─── DATASET EXCERPTS ───
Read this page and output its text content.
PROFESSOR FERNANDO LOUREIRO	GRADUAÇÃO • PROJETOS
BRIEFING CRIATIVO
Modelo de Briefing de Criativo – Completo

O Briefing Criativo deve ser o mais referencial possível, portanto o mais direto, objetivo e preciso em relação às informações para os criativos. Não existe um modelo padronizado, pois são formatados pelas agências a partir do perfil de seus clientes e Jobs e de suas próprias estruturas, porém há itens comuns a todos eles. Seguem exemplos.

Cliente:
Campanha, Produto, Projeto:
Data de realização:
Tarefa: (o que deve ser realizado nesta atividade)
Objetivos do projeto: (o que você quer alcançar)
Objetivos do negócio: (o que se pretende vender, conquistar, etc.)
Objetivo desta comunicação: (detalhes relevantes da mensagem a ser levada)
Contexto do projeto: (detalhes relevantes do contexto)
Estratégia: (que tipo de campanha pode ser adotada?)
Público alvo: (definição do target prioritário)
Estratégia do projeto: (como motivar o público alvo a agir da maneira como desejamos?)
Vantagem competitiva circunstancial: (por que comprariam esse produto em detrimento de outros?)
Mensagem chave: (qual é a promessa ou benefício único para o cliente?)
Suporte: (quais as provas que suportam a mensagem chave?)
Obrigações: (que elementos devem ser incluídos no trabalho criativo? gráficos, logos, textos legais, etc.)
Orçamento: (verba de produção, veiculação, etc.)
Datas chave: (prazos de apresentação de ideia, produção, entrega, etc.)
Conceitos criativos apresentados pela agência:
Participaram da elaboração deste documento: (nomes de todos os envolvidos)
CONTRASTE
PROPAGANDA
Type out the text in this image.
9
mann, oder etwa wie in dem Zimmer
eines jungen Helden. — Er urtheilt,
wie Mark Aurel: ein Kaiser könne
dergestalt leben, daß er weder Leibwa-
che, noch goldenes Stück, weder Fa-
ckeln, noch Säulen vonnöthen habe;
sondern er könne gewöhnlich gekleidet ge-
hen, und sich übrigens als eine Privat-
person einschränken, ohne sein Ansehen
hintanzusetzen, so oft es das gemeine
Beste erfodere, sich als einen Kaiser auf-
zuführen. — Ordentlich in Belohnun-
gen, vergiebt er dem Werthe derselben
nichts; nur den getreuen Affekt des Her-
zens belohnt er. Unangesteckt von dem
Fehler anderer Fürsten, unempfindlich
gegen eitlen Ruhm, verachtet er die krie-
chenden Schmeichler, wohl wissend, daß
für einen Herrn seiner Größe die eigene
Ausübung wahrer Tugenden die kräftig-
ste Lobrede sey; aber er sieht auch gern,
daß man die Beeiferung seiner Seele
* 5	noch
───
Reply with nothing except the number of lines in the listing above that include the string "einen".

» **EXPECTED ANSWER**: 2